# Try it
Leave every entry as it is and write the data out in full.
══ Given records
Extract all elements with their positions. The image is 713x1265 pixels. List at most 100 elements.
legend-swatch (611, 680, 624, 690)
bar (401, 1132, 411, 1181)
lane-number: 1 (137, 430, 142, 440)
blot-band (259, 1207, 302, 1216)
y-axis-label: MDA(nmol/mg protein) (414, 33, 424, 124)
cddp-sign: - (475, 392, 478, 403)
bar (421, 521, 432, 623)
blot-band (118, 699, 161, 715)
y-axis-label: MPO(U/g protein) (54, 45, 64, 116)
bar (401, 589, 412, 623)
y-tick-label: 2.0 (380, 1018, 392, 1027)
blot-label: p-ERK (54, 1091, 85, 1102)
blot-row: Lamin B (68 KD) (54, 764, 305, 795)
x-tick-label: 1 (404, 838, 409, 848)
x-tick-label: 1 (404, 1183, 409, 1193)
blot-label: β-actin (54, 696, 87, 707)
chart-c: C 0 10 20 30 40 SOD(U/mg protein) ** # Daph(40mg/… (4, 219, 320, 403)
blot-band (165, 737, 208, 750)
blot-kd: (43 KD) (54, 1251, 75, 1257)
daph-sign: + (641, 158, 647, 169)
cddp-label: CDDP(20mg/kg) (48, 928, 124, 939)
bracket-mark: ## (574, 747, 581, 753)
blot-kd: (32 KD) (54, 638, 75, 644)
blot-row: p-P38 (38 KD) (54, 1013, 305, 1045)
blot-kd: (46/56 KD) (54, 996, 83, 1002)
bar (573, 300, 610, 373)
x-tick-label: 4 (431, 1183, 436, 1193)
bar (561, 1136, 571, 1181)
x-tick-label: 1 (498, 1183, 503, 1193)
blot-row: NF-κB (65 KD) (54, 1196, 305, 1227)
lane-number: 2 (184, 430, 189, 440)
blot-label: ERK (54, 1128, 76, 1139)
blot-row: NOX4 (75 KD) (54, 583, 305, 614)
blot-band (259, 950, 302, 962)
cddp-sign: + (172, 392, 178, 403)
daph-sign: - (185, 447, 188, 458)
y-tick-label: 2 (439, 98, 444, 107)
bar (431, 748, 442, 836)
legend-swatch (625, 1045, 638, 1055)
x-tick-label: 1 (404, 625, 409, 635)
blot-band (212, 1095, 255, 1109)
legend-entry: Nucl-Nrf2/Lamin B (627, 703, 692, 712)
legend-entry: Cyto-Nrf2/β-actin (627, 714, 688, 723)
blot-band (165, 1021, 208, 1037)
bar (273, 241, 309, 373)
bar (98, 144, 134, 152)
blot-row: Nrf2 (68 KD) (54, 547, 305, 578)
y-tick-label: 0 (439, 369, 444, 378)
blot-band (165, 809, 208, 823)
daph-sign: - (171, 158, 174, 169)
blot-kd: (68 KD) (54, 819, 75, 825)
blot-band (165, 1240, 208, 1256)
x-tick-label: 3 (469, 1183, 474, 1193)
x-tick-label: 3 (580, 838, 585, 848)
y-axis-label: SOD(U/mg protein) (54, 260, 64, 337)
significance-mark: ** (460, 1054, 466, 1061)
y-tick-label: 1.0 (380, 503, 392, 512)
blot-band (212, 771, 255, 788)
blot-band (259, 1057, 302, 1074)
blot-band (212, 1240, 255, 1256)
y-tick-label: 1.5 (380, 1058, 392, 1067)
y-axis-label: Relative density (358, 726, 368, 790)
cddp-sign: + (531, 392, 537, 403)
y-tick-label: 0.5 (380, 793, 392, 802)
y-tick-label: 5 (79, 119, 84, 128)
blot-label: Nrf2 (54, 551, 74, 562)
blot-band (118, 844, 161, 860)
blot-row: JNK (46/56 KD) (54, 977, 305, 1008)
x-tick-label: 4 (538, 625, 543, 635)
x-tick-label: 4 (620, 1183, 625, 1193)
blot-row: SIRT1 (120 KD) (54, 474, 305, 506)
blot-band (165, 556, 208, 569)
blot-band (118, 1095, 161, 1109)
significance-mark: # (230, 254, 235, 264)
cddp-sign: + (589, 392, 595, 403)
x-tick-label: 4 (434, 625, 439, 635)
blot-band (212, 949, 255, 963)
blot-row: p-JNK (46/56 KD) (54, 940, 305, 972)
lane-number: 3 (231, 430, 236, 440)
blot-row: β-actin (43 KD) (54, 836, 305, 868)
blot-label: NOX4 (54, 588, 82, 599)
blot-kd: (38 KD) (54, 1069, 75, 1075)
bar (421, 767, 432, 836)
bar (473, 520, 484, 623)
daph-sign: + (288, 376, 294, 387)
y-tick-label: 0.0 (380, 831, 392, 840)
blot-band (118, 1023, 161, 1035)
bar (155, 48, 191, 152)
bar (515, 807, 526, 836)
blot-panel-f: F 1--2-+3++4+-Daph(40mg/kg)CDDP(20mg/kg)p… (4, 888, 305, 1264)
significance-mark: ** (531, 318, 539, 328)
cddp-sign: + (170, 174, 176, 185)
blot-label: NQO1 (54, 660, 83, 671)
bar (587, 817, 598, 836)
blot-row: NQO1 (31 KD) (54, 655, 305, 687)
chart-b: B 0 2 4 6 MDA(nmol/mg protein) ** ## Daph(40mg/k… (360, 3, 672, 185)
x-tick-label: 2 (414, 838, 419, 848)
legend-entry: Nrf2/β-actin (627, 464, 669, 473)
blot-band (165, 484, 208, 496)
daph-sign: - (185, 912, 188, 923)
════
# Response area
Extract all elements with their positions. The image is 713x1265 pixels. List at most 100 elements.
legend-swatch (611, 680, 624, 690)
bar (401, 1132, 411, 1181)
lane-number: 1 (137, 430, 142, 440)
blot-band (259, 1207, 302, 1216)
y-axis-label: MDA(nmol/mg protein) (414, 33, 424, 124)
cddp-sign: - (475, 392, 478, 403)
bar (421, 521, 432, 623)
blot-band (118, 699, 161, 715)
y-axis-label: MPO(U/g protein) (54, 45, 64, 116)
bar (401, 589, 412, 623)
y-tick-label: 2.0 (380, 1018, 392, 1027)
blot-label: p-ERK (54, 1091, 85, 1102)
blot-row: Lamin B (68 KD) (54, 764, 305, 795)
x-tick-label: 1 (404, 838, 409, 848)
x-tick-label: 1 (404, 1183, 409, 1193)
blot-label: β-actin (54, 696, 87, 707)
chart-c: C 0 10 20 30 40 SOD(U/mg protein) ** # Daph(40mg/… (4, 219, 320, 403)
blot-band (165, 737, 208, 750)
blot-kd: (43 KD) (54, 1251, 75, 1257)
daph-sign: + (641, 158, 647, 169)
cddp-label: CDDP(20mg/kg) (48, 928, 124, 939)
bracket-mark: ## (574, 747, 581, 753)
blot-kd: (32 KD) (54, 638, 75, 644)
blot-row: p-P38 (38 KD) (54, 1013, 305, 1045)
blot-kd: (46/56 KD) (54, 996, 83, 1002)
bar (573, 300, 610, 373)
x-tick-label: 4 (431, 1183, 436, 1193)
bar (561, 1136, 571, 1181)
x-tick-label: 1 (498, 1183, 503, 1193)
blot-row: NF-κB (65 KD) (54, 1196, 305, 1227)
lane-number: 2 (184, 430, 189, 440)
blot-label: ERK (54, 1128, 76, 1139)
blot-row: NOX4 (75 KD) (54, 583, 305, 614)
blot-band (259, 950, 302, 962)
cddp-sign: + (172, 392, 178, 403)
daph-sign: - (185, 447, 188, 458)
y-tick-label: 2 (439, 98, 444, 107)
bar (431, 748, 442, 836)
legend-swatch (625, 1045, 638, 1055)
x-tick-label: 1 (404, 625, 409, 635)
blot-band (212, 1095, 255, 1109)
legend-entry: Nucl-Nrf2/Lamin B (627, 703, 692, 712)
legend-entry: Cyto-Nrf2/β-actin (627, 714, 688, 723)
blot-band (165, 1021, 208, 1037)
bar (273, 241, 309, 373)
bar (98, 144, 134, 152)
blot-row: Nrf2 (68 KD) (54, 547, 305, 578)
y-tick-label: 0 (439, 369, 444, 378)
blot-band (165, 809, 208, 823)
daph-sign: - (171, 158, 174, 169)
blot-kd: (68 KD) (54, 819, 75, 825)
blot-band (165, 1240, 208, 1256)
x-tick-label: 3 (469, 1183, 474, 1193)
x-tick-label: 3 (580, 838, 585, 848)
y-axis-label: SOD(U/mg protein) (54, 260, 64, 337)
significance-mark: ** (460, 1054, 466, 1061)
y-tick-label: 1.0 (380, 503, 392, 512)
blot-band (212, 771, 255, 788)
blot-band (259, 1057, 302, 1074)
blot-band (212, 1240, 255, 1256)
y-tick-label: 1.5 (380, 1058, 392, 1067)
y-axis-label: Relative density (358, 726, 368, 790)
cddp-sign: + (531, 392, 537, 403)
y-tick-label: 0.5 (380, 793, 392, 802)
y-tick-label: 5 (79, 119, 84, 128)
blot-label: Nrf2 (54, 551, 74, 562)
blot-band (118, 844, 161, 860)
blot-row: JNK (46/56 KD) (54, 977, 305, 1008)
x-tick-label: 4 (538, 625, 543, 635)
x-tick-label: 4 (620, 1183, 625, 1193)
blot-row: SIRT1 (120 KD) (54, 474, 305, 506)
blot-band (165, 556, 208, 569)
blot-band (118, 1095, 161, 1109)
significance-mark: # (230, 254, 235, 264)
cddp-sign: + (589, 392, 595, 403)
x-tick-label: 4 (434, 625, 439, 635)
blot-band (212, 949, 255, 963)
blot-row: p-JNK (46/56 KD) (54, 940, 305, 972)
lane-number: 3 (231, 430, 236, 440)
blot-row: β-actin (43 KD) (54, 836, 305, 868)
blot-label: NOX4 (54, 588, 82, 599)
blot-kd: (38 KD) (54, 1069, 75, 1075)
bar (421, 767, 432, 836)
bar (473, 520, 484, 623)
daph-sign: + (288, 376, 294, 387)
y-tick-label: 0.0 (380, 831, 392, 840)
blot-band (118, 1023, 161, 1035)
bar (155, 48, 191, 152)
bar (515, 807, 526, 836)
blot-panel-f: F 1--2-+3++4+-Daph(40mg/kg)CDDP(20mg/kg)p… (4, 888, 305, 1264)
significance-mark: ** (531, 318, 539, 328)
cddp-sign: + (170, 174, 176, 185)
blot-label: NQO1 (54, 660, 83, 671)
bar (587, 817, 598, 836)
blot-row: NQO1 (31 KD) (54, 655, 305, 687)
chart-b: B 0 2 4 6 MDA(nmol/mg protein) ** ## Daph(40mg/k… (360, 3, 672, 185)
x-tick-label: 2 (414, 838, 419, 848)
legend-entry: Nrf2/β-actin (627, 464, 669, 473)
blot-band (165, 484, 208, 496)
daph-sign: - (185, 912, 188, 923)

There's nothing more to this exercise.